• Work required
Records follow. Pull out every line that contains "سامانه".

• The data
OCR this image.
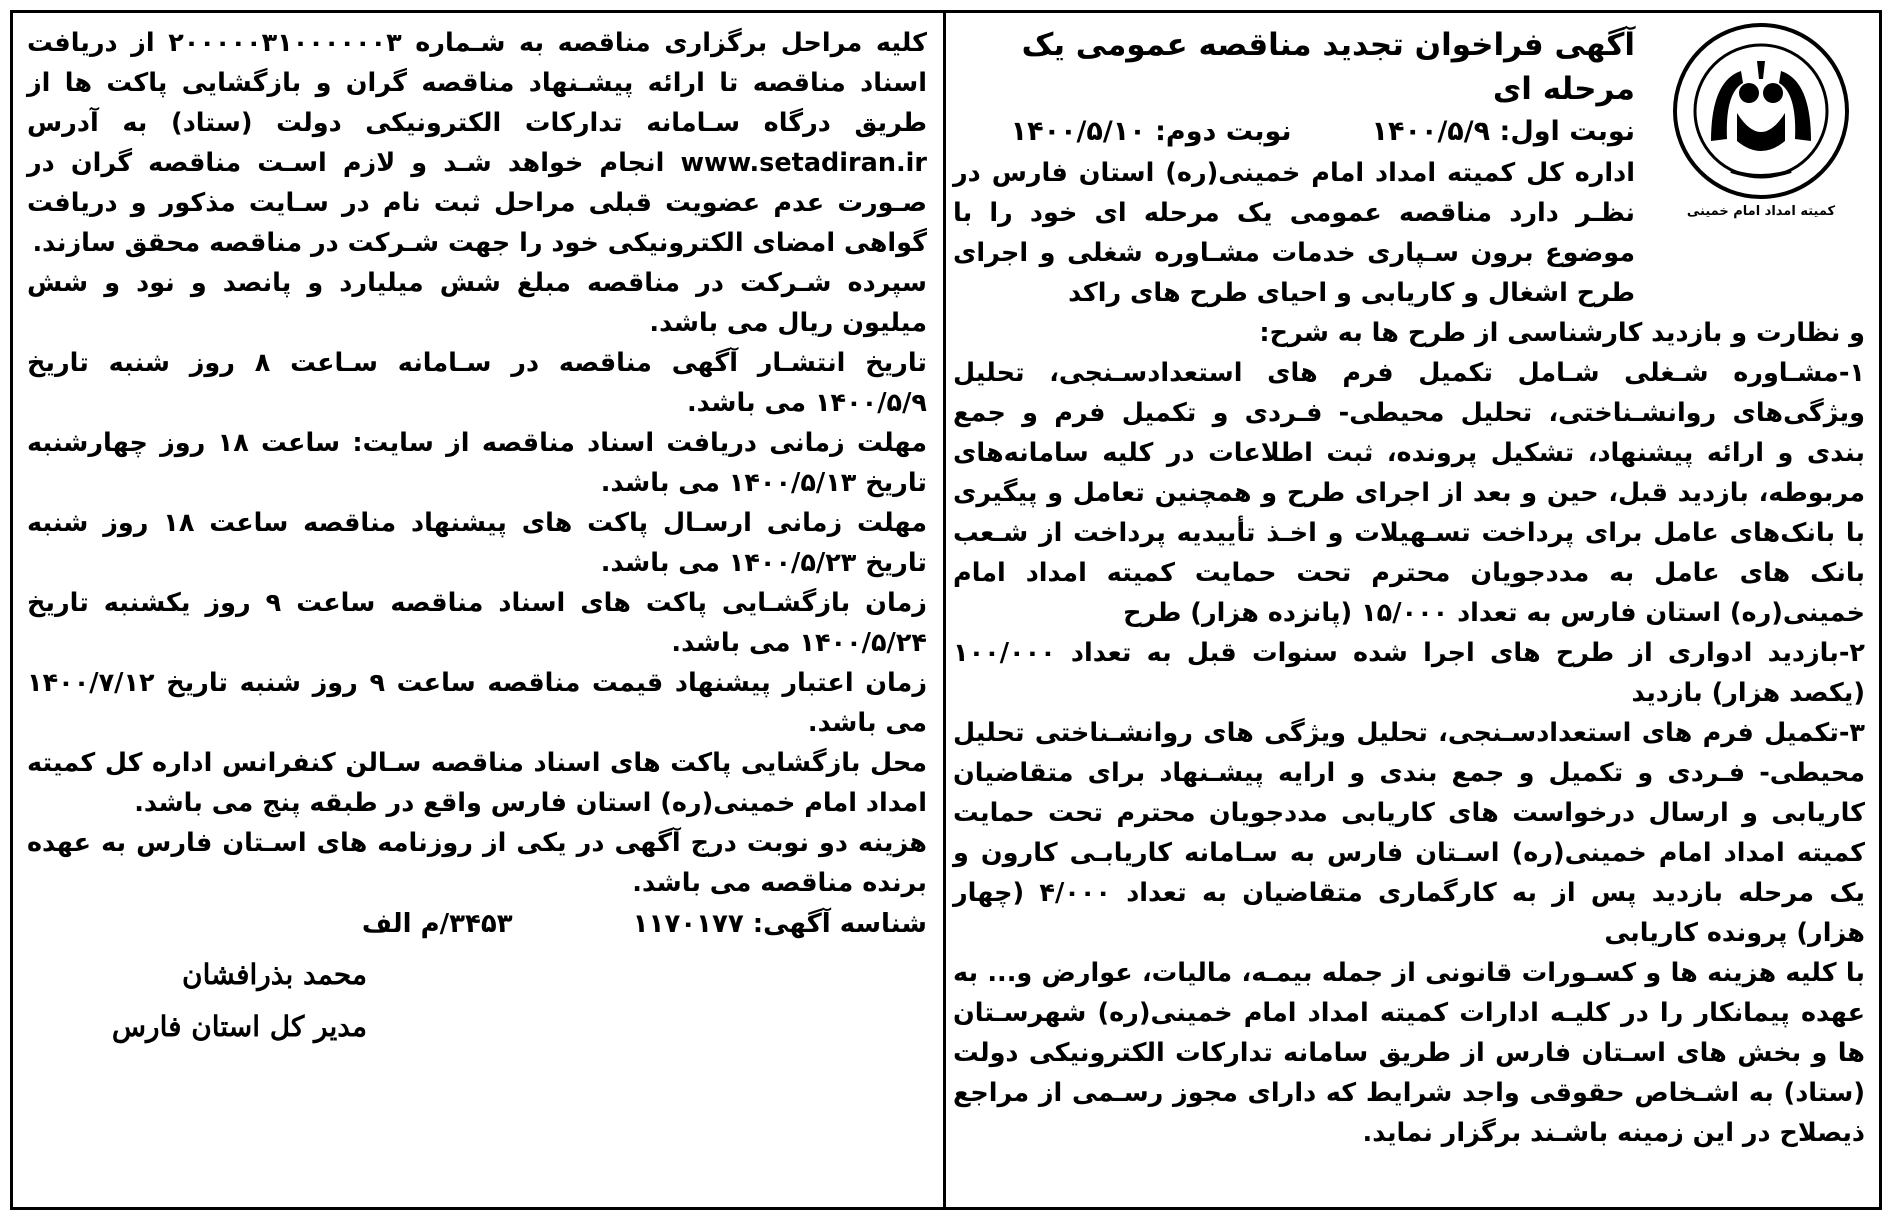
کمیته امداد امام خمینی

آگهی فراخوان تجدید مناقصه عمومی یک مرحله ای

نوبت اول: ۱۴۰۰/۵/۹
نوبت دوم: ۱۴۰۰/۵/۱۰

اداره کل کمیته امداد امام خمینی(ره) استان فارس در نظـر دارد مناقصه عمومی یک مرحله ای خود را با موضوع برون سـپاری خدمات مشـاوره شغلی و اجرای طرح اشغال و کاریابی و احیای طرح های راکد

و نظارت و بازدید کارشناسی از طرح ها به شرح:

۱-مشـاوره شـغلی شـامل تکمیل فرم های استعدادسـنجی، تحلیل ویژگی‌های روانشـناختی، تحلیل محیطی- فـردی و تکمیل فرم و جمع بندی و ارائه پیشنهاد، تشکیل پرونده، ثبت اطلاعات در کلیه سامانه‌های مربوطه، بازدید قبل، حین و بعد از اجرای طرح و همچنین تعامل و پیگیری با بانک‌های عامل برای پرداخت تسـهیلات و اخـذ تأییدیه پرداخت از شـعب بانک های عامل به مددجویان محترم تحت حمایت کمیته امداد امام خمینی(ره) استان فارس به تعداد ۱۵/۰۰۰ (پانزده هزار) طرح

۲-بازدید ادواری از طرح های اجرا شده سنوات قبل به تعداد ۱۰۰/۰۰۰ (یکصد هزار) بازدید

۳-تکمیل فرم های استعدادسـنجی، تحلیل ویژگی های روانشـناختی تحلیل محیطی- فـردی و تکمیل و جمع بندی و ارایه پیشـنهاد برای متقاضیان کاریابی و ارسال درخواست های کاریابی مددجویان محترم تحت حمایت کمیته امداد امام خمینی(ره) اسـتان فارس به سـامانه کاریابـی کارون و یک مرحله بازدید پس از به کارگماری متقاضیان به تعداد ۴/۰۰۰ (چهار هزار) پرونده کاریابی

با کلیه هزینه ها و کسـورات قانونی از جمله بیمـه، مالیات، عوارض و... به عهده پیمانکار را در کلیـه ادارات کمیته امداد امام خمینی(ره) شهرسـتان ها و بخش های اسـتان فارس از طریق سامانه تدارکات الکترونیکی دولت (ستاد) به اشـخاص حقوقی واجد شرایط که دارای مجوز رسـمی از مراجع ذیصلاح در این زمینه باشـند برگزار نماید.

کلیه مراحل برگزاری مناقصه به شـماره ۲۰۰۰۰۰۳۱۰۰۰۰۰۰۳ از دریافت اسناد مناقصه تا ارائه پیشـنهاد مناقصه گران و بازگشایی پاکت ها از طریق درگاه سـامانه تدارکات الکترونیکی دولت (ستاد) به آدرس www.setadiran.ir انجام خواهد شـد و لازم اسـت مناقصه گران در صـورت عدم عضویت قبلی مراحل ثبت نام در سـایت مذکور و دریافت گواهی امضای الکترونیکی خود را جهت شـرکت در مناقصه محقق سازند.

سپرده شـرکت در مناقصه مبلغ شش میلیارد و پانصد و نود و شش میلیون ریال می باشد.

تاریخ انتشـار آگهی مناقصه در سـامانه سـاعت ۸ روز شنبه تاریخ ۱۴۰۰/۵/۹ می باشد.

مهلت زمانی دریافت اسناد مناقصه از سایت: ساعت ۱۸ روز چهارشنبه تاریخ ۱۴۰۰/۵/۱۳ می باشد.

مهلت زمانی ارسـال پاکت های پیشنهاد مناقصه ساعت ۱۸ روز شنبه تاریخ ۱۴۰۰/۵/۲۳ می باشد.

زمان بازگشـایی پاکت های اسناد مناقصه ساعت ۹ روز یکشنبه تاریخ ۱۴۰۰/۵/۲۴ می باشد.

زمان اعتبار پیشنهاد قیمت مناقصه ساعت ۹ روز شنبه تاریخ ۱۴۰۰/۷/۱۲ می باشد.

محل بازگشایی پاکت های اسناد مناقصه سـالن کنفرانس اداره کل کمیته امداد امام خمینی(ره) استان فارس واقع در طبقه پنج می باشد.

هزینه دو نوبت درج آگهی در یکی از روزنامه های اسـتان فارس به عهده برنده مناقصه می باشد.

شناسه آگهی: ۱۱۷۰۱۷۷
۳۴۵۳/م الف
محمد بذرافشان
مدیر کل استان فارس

• The reply
۱-مشـاوره شـغلی شـامل تکمیل فرم های استعدادسـنجی، تحلیل ویژگی‌های روانشـناختی، تحلیل محیطی- فـردی و تکمیل فرم و جمع بندی و ارائه پیشنهاد، تشکیل پرونده، ثبت اطلاعات در کلیه سامانه‌های مربوطه، بازدید قبل، حین و بعد از اجرای طرح و همچنین تعامل و پیگیری با بانک‌های عامل برای پرداخت تسـهیلات و اخـذ تأییدیه پرداخت از شـعب بانک های عامل به مددجویان محترم تحت حمایت کمیته امداد امام خمینی(ره) استان فارس به تعداد ۱۵/۰۰۰ (پانزده هزار) طرح
با کلیه هزینه ها و کسـورات قانونی از جمله بیمـه، مالیات، عوارض و... به عهده پیمانکار را در کلیـه ادارات کمیته امداد امام خمینی(ره) شهرسـتان ها و بخش های اسـتان فارس از طریق سامانه تدارکات الکترونیکی دولت (ستاد) به اشـخاص حقوقی واجد شرایط که دارای مجوز رسـمی از مراجع ذیصلاح در این زمینه باشـند برگزار نماید.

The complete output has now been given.